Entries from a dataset
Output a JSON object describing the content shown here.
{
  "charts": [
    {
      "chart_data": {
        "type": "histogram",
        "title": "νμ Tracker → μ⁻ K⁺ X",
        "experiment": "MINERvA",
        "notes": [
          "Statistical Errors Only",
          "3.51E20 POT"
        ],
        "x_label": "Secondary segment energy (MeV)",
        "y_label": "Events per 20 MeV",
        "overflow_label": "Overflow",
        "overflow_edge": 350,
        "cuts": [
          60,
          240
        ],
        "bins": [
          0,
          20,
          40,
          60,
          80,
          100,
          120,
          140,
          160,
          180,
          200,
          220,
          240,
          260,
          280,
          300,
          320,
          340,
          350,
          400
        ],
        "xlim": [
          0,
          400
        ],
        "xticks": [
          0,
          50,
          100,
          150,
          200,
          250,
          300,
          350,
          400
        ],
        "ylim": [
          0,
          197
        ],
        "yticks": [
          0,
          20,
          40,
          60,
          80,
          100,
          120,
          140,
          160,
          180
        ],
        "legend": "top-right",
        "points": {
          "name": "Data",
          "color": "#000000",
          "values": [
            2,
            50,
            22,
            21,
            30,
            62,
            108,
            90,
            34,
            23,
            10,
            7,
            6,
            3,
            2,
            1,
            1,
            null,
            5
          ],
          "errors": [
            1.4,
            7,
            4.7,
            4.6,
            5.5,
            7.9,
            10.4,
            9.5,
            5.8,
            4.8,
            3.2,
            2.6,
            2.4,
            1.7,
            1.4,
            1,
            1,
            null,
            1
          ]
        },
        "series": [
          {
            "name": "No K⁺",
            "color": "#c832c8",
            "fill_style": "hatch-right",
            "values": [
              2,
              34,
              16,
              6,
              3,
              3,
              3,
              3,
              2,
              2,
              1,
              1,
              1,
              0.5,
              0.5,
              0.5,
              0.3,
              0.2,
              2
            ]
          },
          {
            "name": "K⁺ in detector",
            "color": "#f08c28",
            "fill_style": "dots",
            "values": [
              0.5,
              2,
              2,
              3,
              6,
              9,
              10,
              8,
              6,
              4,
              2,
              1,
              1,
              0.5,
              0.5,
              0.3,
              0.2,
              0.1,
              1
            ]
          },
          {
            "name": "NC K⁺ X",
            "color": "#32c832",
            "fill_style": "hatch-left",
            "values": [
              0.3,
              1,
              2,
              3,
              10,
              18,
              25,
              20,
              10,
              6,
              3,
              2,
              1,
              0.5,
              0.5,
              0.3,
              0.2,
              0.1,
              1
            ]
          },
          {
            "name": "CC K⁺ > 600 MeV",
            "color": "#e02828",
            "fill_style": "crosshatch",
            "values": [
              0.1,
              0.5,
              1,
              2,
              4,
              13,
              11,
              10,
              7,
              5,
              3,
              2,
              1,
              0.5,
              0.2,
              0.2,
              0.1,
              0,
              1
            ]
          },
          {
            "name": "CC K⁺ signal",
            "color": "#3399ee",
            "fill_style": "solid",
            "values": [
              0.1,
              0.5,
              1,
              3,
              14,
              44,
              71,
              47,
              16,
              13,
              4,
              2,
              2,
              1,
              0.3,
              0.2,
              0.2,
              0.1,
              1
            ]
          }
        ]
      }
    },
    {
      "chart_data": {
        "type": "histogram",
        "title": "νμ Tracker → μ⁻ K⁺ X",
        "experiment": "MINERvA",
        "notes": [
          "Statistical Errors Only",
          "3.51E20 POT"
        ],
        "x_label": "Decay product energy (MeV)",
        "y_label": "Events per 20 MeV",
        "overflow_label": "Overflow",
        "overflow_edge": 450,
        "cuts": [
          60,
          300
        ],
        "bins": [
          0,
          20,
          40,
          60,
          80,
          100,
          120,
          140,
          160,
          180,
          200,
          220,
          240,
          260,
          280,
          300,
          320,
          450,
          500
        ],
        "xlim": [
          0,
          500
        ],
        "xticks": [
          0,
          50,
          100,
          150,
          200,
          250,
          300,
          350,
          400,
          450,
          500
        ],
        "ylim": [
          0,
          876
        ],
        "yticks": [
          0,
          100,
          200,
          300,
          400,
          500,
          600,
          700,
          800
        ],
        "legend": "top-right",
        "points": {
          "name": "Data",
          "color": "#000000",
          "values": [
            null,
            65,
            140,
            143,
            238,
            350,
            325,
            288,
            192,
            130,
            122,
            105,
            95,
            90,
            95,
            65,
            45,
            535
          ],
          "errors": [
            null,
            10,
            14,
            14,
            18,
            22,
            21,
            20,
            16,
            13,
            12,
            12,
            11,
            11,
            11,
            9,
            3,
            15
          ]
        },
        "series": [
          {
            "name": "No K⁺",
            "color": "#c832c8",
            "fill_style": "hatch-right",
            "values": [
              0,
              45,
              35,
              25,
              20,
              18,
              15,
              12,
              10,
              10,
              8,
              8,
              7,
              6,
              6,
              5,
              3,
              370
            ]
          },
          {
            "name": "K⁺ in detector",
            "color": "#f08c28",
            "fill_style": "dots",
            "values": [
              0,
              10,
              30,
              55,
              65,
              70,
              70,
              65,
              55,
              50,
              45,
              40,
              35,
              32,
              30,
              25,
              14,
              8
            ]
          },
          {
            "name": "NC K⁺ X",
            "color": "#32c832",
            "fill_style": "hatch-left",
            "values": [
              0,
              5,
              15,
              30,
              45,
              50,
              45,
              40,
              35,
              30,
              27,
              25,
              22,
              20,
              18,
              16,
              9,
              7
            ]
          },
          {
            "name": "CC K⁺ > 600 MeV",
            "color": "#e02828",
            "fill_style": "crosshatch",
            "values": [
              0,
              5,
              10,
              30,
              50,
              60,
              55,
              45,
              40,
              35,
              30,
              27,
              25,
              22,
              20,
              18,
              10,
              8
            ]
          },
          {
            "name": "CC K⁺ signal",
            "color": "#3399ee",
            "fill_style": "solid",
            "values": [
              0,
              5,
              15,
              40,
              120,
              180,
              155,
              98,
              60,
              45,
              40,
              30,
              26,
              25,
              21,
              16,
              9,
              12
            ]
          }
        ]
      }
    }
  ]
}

## [Goal]
Extract, word for word, each line of the listing above.

## [Written solution]
Output a JSON object describing the content shown here.
{
  "charts": [
    {
      "chart_data": {
        "type": "histogram",
        "title": "νμ Tracker → μ⁻ K⁺ X",
        "experiment": "MINERvA",
        "notes": [
          "Statistical Errors Only",
          "3.51E20 POT"
        ],
        "x_label": "Secondary segment energy (MeV)",
        "y_label": "Events per 20 MeV",
        "overflow_label": "Overflow",
        "overflow_edge": 350,
        "cuts": [
          60,
          240
        ],
        "bins": [
          0,
          20,
          40,
          60,
          80,
          100,
          120,
          140,
          160,
          180,
          200,
          220,
          240,
          260,
          280,
          300,
          320,
          340,
          350,
          400
        ],
        "xlim": [
          0,
          400
        ],
        "xticks": [
          0,
          50,
          100,
          150,
          200,
          250,
          300,
          350,
          400
        ],
        "ylim": [
          0,
          197
        ],
        "yticks": [
          0,
          20,
          40,
          60,
          80,
          100,
          120,
          140,
          160,
          180
        ],
        "legend": "top-right",
        "points": {
          "name": "Data",
          "color": "#000000",
          "values": [
            2,
            50,
            22,
            21,
            30,
            62,
            108,
            90,
            34,
            23,
            10,
            7,
            6,
            3,
            2,
            1,
            1,
            null,
            5
          ],
          "errors": [
            1.4,
            7,
            4.7,
            4.6,
            5.5,
            7.9,
            10.4,
            9.5,
            5.8,
            4.8,
            3.2,
            2.6,
            2.4,
            1.7,
            1.4,
            1,
            1,
            null,
            1
          ]
        },
        "series": [
          {
            "name": "No K⁺",
            "color": "#c832c8",
            "fill_style": "hatch-right",
            "values": [
              2,
              34,
              16,
              6,
              3,
              3,
              3,
              3,
              2,
              2,
              1,
              1,
              1,
              0.5,
              0.5,
              0.5,
              0.3,
              0.2,
              2
            ]
          },
          {
            "name": "K⁺ in detector",
            "color": "#f08c28",
            "fill_style": "dots",
            "values": [
              0.5,
              2,
              2,
              3,
              6,
              9,
              10,
              8,
              6,
              4,
              2,
              1,
              1,
              0.5,
              0.5,
              0.3,
              0.2,
              0.1,
              1
            ]
          },
          {
            "name": "NC K⁺ X",
            "color": "#32c832",
            "fill_style": "hatch-left",
            "values": [
              0.3,
              1,
              2,
              3,
              10,
              18,
              25,
              20,
              10,
              6,
              3,
              2,
              1,
              0.5,
              0.5,
              0.3,
              0.2,
              0.1,
              1
            ]
          },
          {
            "name": "CC K⁺ > 600 MeV",
            "color": "#e02828",
            "fill_style": "crosshatch",
            "values": [
              0.1,
              0.5,
              1,
              2,
              4,
              13,
              11,
              10,
              7,
              5,
              3,
              2,
              1,
              0.5,
              0.2,
              0.2,
              0.1,
              0,
              1
            ]
          },
          {
            "name": "CC K⁺ signal",
            "color": "#3399ee",
            "fill_style": "solid",
            "values": [
              0.1,
              0.5,
              1,
              3,
              14,
              44,
              71,
              47,
              16,
              13,
              4,
              2,
              2,
              1,
              0.3,
              0.2,
              0.2,
              0.1,
              1
            ]
          }
        ]
      }
    },
    {
      "chart_data": {
        "type": "histogram",
        "title": "νμ Tracker → μ⁻ K⁺ X",
        "experiment": "MINERvA",
        "notes": [
          "Statistical Errors Only",
          "3.51E20 POT"
        ],
        "x_label": "Decay product energy (MeV)",
        "y_label": "Events per 20 MeV",
        "overflow_label": "Overflow",
        "overflow_edge": 450,
        "cuts": [
          60,
          300
        ],
        "bins": [
          0,
          20,
          40,
          60,
          80,
          100,
          120,
          140,
          160,
          180,
          200,
          220,
          240,
          260,
          280,
          300,
          320,
          450,
          500
        ],
        "xlim": [
          0,
          500
        ],
        "xticks": [
          0,
          50,
          100,
          150,
          200,
          250,
          300,
          350,
          400,
          450,
          500
        ],
        "ylim": [
          0,
          876
        ],
        "yticks": [
          0,
          100,
          200,
          300,
          400,
          500,
          600,
          700,
          800
        ],
        "legend": "top-right",
        "points": {
          "name": "Data",
          "color": "#000000",
          "values": [
            null,
            65,
            140,
            143,
            238,
            350,
            325,
            288,
            192,
            130,
            122,
            105,
            95,
            90,
            95,
            65,
            45,
            535
          ],
          "errors": [
            null,
            10,
            14,
            14,
            18,
            22,
            21,
            20,
            16,
            13,
            12,
            12,
            11,
            11,
            11,
            9,
            3,
            15
          ]
        },
        "series": [
          {
            "name": "No K⁺",
            "color": "#c832c8",
            "fill_style": "hatch-right",
            "values": [
              0,
              45,
              35,
              25,
              20,
              18,
              15,
              12,
              10,
              10,
              8,
              8,
              7,
              6,
              6,
              5,
              3,
              370
            ]
          },
          {
            "name": "K⁺ in detector",
            "color": "#f08c28",
            "fill_style": "dots",
            "values": [
              0,
              10,
              30,
              55,
              65,
              70,
              70,
              65,
              55,
              50,
              45,
              40,
              35,
              32,
              30,
              25,
              14,
              8
            ]
          },
          {
            "name": "NC K⁺ X",
            "color": "#32c832",
            "fill_style": "hatch-left",
            "values": [
              0,
              5,
              15,
              30,
              45,
              50,
              45,
              40,
              35,
              30,
              27,
              25,
              22,
              20,
              18,
              16,
              9,
              7
            ]
          },
          {
            "name": "CC K⁺ > 600 MeV",
            "color": "#e02828",
            "fill_style": "crosshatch",
            "values": [
              0,
              5,
              10,
              30,
              50,
              60,
              55,
              45,
              40,
              35,
              30,
              27,
              25,
              22,
              20,
              18,
              10,
              8
            ]
          },
          {
            "name": "CC K⁺ signal",
            "color": "#3399ee",
            "fill_style": "solid",
            "values": [
              0,
              5,
              15,
              40,
              120,
              180,
              155,
              98,
              60,
              45,
              40,
              30,
              26,
              25,
              21,
              16,
              9,
              12
            ]
          }
        ]
      }
    }
  ]
}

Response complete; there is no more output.